Where a line holds the string "content", return that line.

> _DATA TO PROCESS_
+-------+

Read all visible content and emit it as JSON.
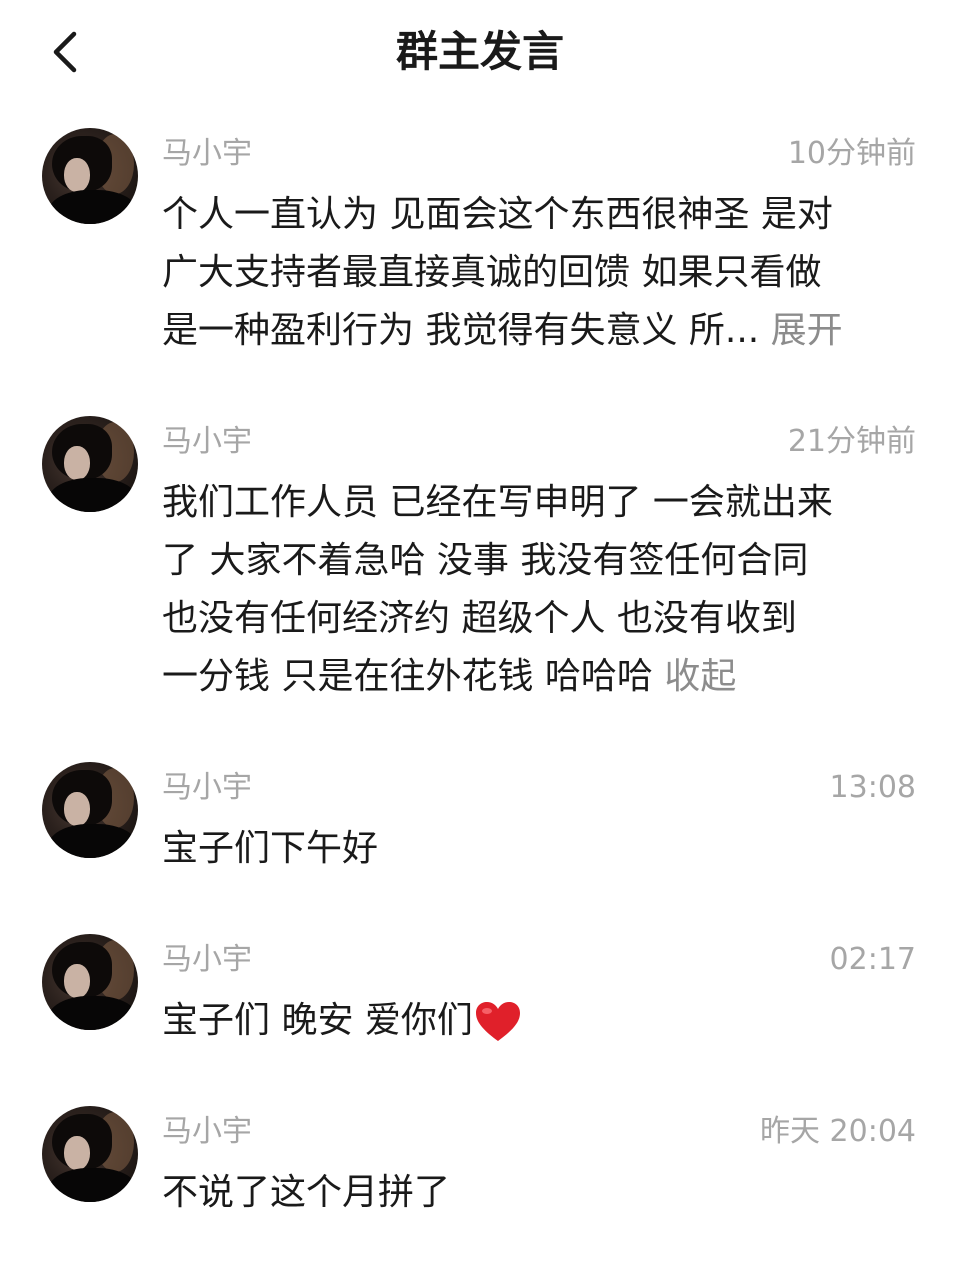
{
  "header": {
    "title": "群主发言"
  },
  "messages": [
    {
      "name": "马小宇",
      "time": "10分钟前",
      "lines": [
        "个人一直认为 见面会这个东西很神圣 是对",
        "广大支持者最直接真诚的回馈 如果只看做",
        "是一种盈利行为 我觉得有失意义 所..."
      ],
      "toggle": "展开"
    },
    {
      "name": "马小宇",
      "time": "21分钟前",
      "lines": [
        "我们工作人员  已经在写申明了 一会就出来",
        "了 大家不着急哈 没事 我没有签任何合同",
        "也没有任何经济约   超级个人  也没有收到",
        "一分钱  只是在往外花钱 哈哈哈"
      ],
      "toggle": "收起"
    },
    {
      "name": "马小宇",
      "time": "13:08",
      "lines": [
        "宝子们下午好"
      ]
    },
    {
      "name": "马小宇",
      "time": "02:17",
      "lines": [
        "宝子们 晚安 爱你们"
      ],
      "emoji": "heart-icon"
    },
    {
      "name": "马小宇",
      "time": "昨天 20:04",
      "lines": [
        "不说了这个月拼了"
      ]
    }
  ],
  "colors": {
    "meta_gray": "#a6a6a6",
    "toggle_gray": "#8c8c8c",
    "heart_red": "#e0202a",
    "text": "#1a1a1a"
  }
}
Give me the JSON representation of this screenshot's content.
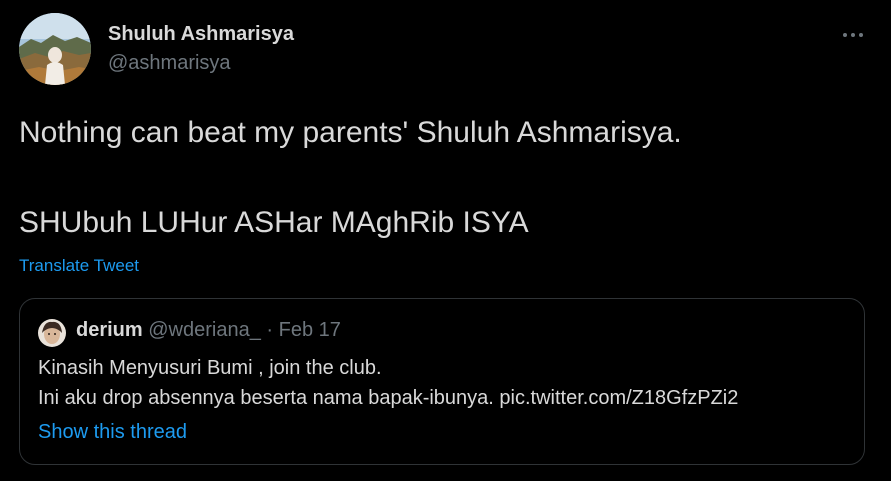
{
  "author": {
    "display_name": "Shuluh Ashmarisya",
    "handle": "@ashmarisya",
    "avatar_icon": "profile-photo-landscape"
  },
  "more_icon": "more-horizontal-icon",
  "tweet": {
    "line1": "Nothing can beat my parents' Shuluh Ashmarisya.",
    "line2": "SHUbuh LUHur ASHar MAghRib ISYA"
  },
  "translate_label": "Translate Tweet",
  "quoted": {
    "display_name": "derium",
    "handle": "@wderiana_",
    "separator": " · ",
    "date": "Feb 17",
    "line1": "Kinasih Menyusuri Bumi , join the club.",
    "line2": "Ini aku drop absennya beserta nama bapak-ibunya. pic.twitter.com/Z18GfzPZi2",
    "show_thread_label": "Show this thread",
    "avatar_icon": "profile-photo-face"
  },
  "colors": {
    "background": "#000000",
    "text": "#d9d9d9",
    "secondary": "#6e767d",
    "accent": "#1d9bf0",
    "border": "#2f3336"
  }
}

+-------+

> _RESPONSE TO THIS EXERCISE_
Read all visible content and emit it as JSON.
Give me the JSON representation of this screenshot's content.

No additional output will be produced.